THE REQUEST =
Using the listing below, extract each line that has the word "text" in it.

DATASET EXTRACT =
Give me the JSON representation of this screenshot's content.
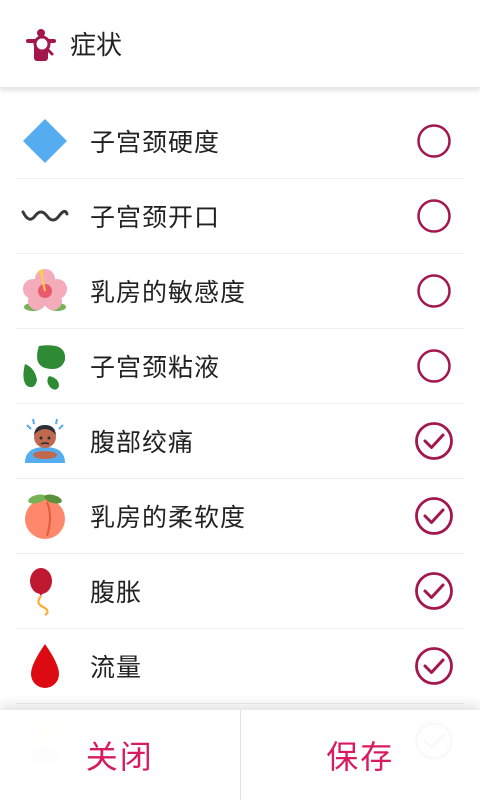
{
  "header": {
    "title": "症状",
    "icon": "symptom-search-icon"
  },
  "accent_color": "#a3174f",
  "symptoms": [
    {
      "label": "子宫颈硬度",
      "icon": "blue-diamond-icon",
      "checked": false
    },
    {
      "label": "子宫颈开口",
      "icon": "wavy-line-icon",
      "checked": false
    },
    {
      "label": "乳房的敏感度",
      "icon": "hibiscus-icon",
      "checked": false
    },
    {
      "label": "子宫颈粘液",
      "icon": "droplets-icon",
      "checked": false
    },
    {
      "label": "腹部绞痛",
      "icon": "person-in-pain-icon",
      "checked": true
    },
    {
      "label": "乳房的柔软度",
      "icon": "peach-icon",
      "checked": true
    },
    {
      "label": "腹胀",
      "icon": "balloon-icon",
      "checked": true
    },
    {
      "label": "流量",
      "icon": "blood-drop-icon",
      "checked": true
    }
  ],
  "footer": {
    "close_label": "关闭",
    "save_label": "保存"
  }
}
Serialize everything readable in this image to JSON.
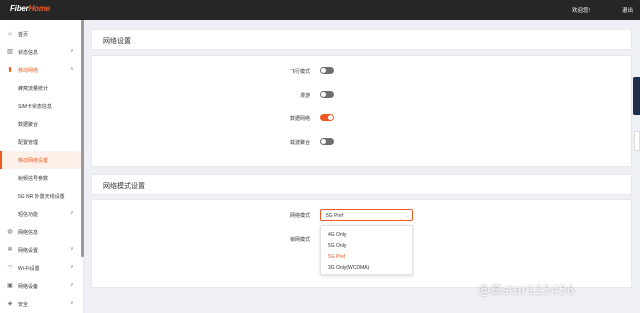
{
  "header": {
    "logo_prefix": "Fiber",
    "logo_suffix": "Home",
    "welcome": "欢迎您!",
    "logout": "退出"
  },
  "sidebar": {
    "items": [
      {
        "label": "首页",
        "icon": "home-icon",
        "chevron": ""
      },
      {
        "label": "状态信息",
        "icon": "chart-icon",
        "chevron": "∨"
      },
      {
        "label": "移动网络",
        "icon": "signal-icon",
        "chevron": "∧"
      },
      {
        "label": "蜂窝流量统计",
        "sub": true
      },
      {
        "label": "SIM卡状态信息",
        "sub": true
      },
      {
        "label": "数据聚合",
        "sub": true
      },
      {
        "label": "配置管理",
        "sub": true
      },
      {
        "label": "移动网络设置",
        "sub": true,
        "active": true
      },
      {
        "label": "射频信号参数",
        "sub": true
      },
      {
        "label": "5G NR 外置天线设置",
        "sub": true
      },
      {
        "label": "短信功能",
        "chevron": "∨"
      },
      {
        "label": "网络信息",
        "icon": "globe-icon",
        "chevron": ""
      },
      {
        "label": "网络设置",
        "icon": "settings-icon",
        "chevron": "∨"
      },
      {
        "label": "Wi-Fi设置",
        "icon": "wifi-icon",
        "chevron": "∨"
      },
      {
        "label": "网络设备",
        "icon": "device-icon",
        "chevron": "∨"
      },
      {
        "label": "安全",
        "icon": "shield-icon",
        "chevron": "∨"
      }
    ]
  },
  "network_settings": {
    "title": "网络设置",
    "rows": [
      {
        "label": "飞行模式",
        "on": false
      },
      {
        "label": "漫游",
        "on": false
      },
      {
        "label": "数据网络",
        "on": true
      },
      {
        "label": "载波聚合",
        "on": false
      }
    ]
  },
  "network_mode": {
    "title": "网络模式设置",
    "mode_label": "网络模式",
    "lock_label": "锁网模式",
    "selected": "5G Pref",
    "options": [
      "4G Only",
      "5G Only",
      "5G Pref",
      "3G Only(WCDMA)"
    ],
    "selected_option_index": 2
  },
  "watermark": "@真star123456",
  "colors": {
    "accent": "#ee5b22",
    "topbar": "#262626",
    "toggle_off": "#6f6f6f"
  }
}
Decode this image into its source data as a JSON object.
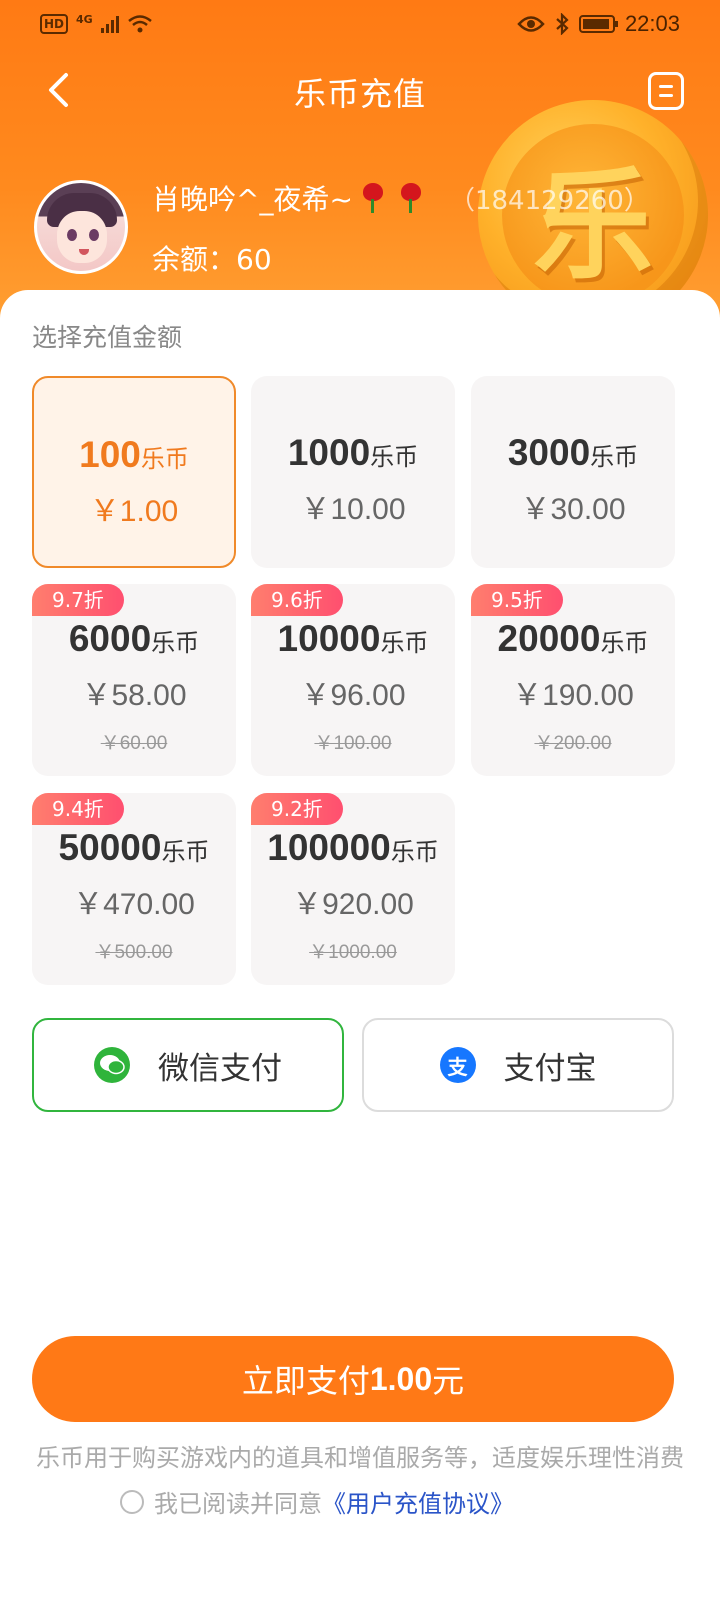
{
  "status_bar": {
    "hd": "HD",
    "network": "4G",
    "time": "22:03"
  },
  "nav": {
    "title": "乐币充值"
  },
  "user": {
    "name": "肖晚吟^_夜希~",
    "id": "（184129260）",
    "balance": "余额：60"
  },
  "coin_badge": "乐",
  "section_label": "选择充值金额",
  "coin_unit": "乐币",
  "packages": [
    {
      "coins": "100",
      "price": "￥1.00",
      "discount": "",
      "original": "",
      "selected": true
    },
    {
      "coins": "1000",
      "price": "￥10.00",
      "discount": "",
      "original": ""
    },
    {
      "coins": "3000",
      "price": "￥30.00",
      "discount": "",
      "original": ""
    },
    {
      "coins": "6000",
      "price": "￥58.00",
      "discount": "9.7折",
      "original": "￥60.00"
    },
    {
      "coins": "10000",
      "price": "￥96.00",
      "discount": "9.6折",
      "original": "￥100.00"
    },
    {
      "coins": "20000",
      "price": "￥190.00",
      "discount": "9.5折",
      "original": "￥200.00"
    },
    {
      "coins": "50000",
      "price": "￥470.00",
      "discount": "9.4折",
      "original": "￥500.00"
    },
    {
      "coins": "100000",
      "price": "￥920.00",
      "discount": "9.2折",
      "original": "￥1000.00"
    }
  ],
  "payment": {
    "wechat_label": "微信支付",
    "alipay_label": "支付宝",
    "alipay_glyph": "支",
    "selected": "wechat"
  },
  "submit": {
    "prefix": "立即支付",
    "amount": "1.00",
    "suffix": "元"
  },
  "note": "乐币用于购买游戏内的道具和增值服务等，适度娱乐理性消费",
  "agreement": {
    "text": "我已阅读并同意",
    "link": "《用户充值协议》",
    "checked": false
  },
  "colors": {
    "accent": "#ff7916",
    "selected_border": "#f08a2a",
    "wechat_green": "#31b53e",
    "alipay_blue": "#1677ff",
    "discount_tag": "#ff5a70"
  }
}
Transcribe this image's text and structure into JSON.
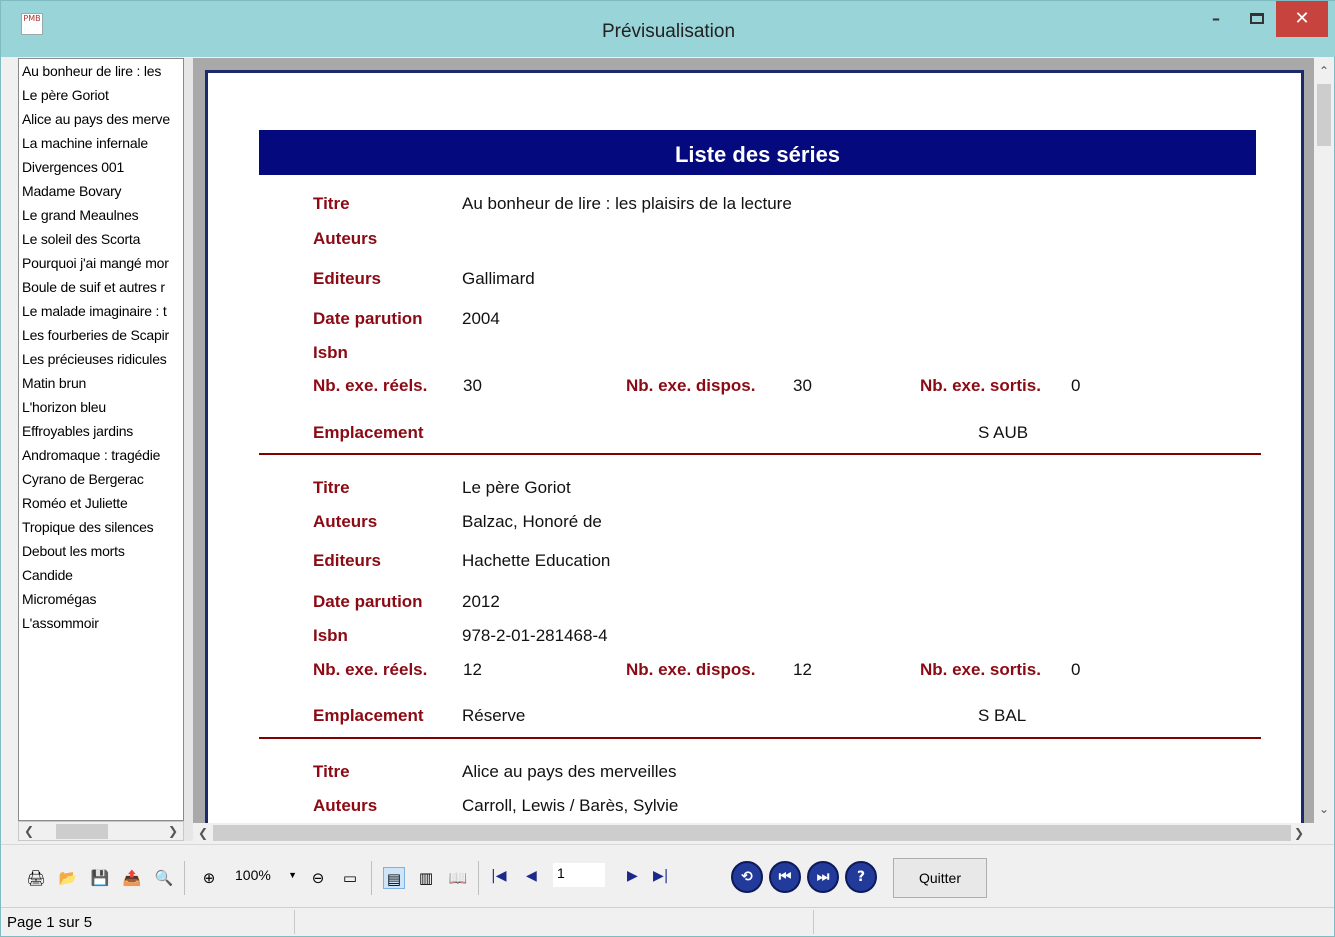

RESPONSE FOR THIS EXERCISE =
    "text": "我已阅读并同意",
Transcribe this image's text and structure into JSON.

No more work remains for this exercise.